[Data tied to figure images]
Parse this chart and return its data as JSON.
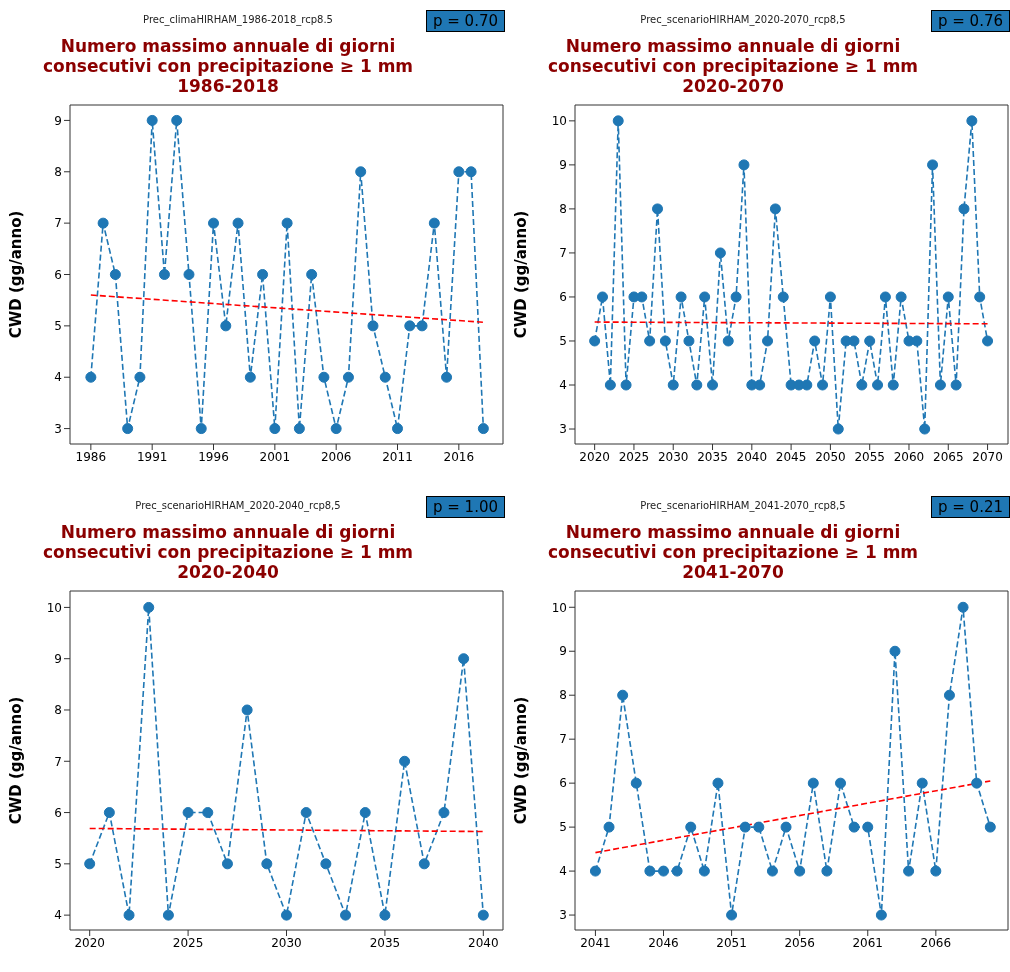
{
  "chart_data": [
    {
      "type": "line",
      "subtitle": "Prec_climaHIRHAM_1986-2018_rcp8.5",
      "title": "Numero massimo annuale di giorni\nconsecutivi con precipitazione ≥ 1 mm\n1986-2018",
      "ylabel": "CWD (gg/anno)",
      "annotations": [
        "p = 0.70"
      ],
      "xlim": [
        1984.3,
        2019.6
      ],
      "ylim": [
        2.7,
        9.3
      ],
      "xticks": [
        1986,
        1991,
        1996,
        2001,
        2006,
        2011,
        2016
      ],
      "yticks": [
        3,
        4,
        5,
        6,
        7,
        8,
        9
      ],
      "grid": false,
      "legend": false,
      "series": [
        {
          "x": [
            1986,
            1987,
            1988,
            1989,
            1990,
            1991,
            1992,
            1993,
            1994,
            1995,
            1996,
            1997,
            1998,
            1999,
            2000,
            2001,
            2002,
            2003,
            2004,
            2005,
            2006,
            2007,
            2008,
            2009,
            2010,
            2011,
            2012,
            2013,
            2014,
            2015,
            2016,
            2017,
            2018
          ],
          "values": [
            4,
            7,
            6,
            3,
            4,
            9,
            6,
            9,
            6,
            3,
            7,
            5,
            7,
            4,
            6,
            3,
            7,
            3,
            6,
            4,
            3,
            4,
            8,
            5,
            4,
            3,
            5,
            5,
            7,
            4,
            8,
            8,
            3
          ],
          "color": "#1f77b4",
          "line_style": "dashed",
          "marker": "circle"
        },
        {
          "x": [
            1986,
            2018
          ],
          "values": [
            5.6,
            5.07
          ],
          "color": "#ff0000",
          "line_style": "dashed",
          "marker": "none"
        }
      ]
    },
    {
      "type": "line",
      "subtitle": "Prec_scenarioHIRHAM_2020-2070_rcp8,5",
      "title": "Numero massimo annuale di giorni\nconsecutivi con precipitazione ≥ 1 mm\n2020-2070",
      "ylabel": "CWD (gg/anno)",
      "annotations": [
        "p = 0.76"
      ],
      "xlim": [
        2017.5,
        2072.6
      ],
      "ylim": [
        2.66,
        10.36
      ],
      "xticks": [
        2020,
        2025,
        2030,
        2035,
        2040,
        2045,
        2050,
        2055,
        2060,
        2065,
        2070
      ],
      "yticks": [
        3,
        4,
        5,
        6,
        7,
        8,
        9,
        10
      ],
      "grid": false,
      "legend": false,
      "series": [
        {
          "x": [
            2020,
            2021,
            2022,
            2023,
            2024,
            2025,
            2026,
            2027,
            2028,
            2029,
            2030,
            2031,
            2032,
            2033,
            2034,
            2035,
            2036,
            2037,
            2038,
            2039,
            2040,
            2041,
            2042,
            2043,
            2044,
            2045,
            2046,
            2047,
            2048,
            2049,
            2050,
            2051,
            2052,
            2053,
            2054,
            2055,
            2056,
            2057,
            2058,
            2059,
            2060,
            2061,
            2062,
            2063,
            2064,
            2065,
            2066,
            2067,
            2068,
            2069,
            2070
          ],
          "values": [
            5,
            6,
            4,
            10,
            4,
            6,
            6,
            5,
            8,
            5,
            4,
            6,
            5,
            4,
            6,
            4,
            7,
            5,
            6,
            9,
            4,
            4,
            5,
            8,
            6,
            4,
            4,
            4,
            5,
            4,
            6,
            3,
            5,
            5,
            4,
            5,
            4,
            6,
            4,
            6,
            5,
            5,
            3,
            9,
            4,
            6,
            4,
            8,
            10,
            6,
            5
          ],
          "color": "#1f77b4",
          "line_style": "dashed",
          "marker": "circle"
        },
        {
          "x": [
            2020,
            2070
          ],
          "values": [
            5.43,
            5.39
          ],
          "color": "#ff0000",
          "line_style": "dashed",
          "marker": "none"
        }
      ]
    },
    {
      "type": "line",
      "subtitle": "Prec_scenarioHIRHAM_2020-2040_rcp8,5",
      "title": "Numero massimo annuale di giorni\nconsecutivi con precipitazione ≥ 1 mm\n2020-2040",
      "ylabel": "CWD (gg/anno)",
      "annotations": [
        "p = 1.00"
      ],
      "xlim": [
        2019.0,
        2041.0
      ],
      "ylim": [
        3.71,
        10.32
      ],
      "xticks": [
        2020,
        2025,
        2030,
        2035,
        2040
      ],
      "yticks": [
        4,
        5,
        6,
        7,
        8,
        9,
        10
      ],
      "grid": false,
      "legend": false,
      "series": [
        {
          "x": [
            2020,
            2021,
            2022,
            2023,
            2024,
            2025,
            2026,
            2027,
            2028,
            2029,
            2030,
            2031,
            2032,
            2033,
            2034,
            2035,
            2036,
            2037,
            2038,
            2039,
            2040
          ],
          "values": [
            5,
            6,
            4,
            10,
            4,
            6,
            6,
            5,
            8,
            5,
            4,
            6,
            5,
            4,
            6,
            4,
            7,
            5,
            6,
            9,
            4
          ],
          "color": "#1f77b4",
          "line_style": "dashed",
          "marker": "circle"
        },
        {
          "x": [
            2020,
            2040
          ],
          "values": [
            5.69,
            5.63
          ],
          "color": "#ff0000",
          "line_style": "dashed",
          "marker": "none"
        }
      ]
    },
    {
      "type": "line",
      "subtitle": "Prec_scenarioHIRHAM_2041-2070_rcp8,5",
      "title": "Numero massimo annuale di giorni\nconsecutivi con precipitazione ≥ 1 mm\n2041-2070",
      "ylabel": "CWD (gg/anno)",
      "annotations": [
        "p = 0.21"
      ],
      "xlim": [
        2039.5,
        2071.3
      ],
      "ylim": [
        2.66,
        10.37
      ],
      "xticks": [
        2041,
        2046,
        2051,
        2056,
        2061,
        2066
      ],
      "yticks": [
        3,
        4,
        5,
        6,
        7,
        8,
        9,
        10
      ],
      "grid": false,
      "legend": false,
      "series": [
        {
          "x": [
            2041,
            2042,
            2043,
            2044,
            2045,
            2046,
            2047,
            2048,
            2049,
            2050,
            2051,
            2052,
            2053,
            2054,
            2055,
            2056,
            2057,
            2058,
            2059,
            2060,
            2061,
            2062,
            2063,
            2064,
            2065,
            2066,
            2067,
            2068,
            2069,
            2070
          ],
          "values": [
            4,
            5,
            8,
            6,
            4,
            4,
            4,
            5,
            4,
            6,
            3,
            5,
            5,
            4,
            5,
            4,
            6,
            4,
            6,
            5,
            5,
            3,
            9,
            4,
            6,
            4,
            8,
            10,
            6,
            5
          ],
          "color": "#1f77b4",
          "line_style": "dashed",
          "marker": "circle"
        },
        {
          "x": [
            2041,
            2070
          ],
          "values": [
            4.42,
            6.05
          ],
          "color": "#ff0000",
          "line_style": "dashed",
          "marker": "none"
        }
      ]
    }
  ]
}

**INSTRUCTIONS TO FOLLOW**
Tell how many lines above contain the word "subtitle". Give the number alone.

**FINAL RESULT**
4